===== INFORMATION SUPPLIED =====

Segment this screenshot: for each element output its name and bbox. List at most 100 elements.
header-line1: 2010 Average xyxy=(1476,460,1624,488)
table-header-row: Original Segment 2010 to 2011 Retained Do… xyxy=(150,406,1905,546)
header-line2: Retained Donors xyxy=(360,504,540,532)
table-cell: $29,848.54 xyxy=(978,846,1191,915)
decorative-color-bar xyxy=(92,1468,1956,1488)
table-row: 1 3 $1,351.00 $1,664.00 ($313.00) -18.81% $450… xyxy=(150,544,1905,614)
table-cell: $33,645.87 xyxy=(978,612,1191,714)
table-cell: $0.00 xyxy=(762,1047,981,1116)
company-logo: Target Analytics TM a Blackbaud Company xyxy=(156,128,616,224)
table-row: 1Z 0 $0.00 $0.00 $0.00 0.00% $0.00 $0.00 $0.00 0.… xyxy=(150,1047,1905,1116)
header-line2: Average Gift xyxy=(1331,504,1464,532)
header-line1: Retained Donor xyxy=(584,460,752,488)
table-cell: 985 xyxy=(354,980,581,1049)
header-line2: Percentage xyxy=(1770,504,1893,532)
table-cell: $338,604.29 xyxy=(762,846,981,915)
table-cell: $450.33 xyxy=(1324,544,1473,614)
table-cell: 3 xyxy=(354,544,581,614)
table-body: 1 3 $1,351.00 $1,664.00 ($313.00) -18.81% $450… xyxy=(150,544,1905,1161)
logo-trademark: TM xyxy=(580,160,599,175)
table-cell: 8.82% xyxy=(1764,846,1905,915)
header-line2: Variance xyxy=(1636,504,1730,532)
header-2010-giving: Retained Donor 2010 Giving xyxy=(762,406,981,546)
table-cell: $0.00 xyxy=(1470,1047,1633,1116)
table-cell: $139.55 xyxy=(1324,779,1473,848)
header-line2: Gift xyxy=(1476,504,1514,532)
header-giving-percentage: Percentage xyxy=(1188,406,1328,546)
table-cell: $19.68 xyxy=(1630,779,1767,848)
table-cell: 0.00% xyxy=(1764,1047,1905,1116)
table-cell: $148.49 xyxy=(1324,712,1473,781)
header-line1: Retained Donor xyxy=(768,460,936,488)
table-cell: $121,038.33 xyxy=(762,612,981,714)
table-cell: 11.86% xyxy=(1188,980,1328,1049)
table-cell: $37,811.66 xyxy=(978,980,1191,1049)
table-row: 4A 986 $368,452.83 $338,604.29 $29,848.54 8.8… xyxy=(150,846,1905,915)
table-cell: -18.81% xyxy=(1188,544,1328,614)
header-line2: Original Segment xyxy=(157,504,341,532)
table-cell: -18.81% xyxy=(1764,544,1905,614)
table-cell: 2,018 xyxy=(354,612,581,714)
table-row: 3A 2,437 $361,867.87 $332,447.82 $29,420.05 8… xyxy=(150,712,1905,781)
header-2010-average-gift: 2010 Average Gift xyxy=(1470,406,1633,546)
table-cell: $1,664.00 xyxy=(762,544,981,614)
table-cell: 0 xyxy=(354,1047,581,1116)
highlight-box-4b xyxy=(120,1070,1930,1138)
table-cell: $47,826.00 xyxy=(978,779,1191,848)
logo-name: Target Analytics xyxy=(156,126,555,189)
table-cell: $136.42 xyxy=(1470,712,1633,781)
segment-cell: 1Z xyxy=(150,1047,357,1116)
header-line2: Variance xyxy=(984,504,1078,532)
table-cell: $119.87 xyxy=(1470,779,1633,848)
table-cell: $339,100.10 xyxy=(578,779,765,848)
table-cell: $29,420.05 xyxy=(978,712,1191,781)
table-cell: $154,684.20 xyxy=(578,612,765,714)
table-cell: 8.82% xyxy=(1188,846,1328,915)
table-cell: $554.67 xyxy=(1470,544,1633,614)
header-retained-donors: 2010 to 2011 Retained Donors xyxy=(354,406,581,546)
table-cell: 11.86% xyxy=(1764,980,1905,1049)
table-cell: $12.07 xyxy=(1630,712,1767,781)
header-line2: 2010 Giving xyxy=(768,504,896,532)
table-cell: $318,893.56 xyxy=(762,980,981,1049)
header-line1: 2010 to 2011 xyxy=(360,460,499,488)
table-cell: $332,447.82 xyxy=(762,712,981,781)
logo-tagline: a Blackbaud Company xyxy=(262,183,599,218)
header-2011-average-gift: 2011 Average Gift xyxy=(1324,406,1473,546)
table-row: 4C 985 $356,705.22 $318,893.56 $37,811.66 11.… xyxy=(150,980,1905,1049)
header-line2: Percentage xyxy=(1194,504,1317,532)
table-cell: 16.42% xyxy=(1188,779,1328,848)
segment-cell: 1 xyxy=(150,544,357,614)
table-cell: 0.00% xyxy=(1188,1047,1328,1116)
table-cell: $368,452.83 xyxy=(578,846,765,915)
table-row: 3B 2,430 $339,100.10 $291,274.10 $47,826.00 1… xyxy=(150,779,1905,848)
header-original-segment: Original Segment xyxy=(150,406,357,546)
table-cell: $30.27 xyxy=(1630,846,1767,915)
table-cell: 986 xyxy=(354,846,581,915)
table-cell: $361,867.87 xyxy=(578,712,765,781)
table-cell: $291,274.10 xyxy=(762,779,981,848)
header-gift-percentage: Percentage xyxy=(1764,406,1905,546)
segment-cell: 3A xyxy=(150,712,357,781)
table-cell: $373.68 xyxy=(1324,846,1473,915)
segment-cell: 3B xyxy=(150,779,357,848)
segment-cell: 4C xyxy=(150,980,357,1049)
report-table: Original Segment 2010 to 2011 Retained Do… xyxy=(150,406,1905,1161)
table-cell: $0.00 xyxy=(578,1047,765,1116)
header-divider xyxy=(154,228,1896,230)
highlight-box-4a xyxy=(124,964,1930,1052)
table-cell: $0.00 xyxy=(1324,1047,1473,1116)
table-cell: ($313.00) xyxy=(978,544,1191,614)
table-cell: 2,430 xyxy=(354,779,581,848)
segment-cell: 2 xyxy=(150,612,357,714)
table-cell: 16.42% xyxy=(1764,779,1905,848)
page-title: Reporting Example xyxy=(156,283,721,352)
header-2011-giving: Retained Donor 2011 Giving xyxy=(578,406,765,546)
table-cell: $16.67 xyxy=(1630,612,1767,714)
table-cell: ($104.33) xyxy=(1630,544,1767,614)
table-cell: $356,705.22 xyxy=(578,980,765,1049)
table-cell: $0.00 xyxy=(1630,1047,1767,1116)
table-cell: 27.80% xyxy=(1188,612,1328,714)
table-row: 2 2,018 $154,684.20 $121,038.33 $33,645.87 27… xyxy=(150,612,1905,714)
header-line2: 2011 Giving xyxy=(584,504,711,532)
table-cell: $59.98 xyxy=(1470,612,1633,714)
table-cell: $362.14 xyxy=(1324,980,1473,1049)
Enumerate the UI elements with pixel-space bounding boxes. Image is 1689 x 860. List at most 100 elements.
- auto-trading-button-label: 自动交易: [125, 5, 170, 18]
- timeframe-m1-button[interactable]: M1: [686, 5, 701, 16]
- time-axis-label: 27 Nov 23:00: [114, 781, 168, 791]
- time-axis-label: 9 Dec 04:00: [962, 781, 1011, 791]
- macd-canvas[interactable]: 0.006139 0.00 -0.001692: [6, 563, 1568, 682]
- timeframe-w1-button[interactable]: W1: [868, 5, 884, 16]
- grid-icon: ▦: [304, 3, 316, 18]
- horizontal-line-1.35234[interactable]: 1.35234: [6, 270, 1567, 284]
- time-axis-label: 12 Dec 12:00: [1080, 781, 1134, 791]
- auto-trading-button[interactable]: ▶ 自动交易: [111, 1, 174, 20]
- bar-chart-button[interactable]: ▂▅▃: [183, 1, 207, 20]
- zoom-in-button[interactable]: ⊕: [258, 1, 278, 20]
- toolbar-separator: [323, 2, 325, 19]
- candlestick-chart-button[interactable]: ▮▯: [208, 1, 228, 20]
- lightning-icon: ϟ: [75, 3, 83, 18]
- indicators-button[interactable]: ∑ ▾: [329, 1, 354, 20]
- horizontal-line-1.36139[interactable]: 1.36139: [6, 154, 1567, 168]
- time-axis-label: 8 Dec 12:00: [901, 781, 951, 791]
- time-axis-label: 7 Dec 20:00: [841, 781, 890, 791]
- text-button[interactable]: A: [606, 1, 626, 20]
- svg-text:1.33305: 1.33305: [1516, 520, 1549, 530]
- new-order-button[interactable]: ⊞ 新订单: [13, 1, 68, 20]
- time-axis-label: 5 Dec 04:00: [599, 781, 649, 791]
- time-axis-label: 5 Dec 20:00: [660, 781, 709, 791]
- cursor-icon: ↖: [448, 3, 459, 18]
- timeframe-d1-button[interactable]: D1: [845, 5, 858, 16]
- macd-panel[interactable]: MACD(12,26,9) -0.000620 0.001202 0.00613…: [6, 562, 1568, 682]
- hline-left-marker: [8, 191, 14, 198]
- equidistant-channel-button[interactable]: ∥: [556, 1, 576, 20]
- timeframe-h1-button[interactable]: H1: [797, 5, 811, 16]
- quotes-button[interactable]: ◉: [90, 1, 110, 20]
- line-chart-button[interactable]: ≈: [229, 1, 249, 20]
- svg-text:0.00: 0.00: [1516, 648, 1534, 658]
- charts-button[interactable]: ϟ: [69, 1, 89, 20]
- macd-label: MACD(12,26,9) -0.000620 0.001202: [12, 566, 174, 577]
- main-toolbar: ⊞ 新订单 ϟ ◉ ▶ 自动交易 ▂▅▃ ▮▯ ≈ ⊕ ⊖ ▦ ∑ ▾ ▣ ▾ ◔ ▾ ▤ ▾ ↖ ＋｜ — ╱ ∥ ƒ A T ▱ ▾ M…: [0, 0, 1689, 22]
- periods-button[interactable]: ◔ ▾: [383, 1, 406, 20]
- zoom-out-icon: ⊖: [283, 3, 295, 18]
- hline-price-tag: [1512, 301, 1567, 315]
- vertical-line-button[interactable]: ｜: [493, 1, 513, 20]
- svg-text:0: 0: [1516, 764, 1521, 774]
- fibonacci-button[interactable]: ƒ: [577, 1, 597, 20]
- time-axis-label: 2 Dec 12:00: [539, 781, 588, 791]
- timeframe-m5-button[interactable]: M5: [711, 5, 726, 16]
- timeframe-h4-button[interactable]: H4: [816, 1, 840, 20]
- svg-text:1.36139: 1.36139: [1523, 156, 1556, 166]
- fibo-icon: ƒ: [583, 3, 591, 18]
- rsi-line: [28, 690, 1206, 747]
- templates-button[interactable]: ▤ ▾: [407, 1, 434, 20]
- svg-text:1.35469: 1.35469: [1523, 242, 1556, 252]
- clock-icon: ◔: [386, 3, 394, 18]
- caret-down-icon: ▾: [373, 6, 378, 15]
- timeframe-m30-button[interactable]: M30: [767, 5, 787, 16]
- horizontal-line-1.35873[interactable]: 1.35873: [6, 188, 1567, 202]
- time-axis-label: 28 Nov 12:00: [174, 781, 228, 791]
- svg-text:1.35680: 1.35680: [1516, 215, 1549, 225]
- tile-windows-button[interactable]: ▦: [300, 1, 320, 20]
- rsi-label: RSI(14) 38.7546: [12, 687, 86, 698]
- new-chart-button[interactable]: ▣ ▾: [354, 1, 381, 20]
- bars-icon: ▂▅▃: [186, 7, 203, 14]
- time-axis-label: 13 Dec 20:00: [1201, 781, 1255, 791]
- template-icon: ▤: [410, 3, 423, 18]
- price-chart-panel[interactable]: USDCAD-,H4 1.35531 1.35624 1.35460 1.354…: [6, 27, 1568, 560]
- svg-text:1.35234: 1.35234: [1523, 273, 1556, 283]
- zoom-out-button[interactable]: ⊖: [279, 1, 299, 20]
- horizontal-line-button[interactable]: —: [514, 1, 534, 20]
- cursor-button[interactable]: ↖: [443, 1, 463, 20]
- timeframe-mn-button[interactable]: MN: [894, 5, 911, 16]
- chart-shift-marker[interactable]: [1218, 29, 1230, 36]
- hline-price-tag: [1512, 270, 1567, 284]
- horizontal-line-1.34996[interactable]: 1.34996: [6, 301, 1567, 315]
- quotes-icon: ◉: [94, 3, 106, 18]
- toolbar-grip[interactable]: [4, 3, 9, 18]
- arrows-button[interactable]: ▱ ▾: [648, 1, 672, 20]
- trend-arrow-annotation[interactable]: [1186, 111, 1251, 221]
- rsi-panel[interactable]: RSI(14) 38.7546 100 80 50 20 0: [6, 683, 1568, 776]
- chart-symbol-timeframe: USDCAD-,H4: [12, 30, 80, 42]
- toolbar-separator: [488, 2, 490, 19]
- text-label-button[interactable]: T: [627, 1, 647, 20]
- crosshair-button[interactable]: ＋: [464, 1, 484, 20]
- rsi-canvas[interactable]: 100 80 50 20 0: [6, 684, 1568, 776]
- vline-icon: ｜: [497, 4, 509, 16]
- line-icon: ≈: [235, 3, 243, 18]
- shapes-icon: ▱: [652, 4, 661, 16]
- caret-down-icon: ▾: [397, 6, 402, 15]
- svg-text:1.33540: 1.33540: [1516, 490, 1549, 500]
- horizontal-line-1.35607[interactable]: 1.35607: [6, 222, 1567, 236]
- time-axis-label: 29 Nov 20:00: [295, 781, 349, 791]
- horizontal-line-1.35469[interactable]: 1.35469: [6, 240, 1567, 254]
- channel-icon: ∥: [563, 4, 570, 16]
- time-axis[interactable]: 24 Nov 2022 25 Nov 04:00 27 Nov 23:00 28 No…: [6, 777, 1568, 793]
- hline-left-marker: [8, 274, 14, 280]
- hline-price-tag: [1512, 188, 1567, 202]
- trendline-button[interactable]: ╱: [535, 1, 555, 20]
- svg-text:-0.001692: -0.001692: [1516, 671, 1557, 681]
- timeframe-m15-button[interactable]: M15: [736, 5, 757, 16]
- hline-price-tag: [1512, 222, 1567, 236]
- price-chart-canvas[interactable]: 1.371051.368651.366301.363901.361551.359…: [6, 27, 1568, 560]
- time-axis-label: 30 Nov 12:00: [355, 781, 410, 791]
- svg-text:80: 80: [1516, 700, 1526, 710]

=====

• [TO DO]:
Write out the lines of the material verbatim, starting from the beginning of the material and going on through the line that contains "table-header-row: Original Segment".

• [REPLY]:
Segment this screenshot: for each element output its name and bbox. List at most 100 elements.
header-line1: 2010 Average xyxy=(1476,460,1624,488)
table-header-row: Original Segment 2010 to 2011 Retained Do… xyxy=(150,406,1905,546)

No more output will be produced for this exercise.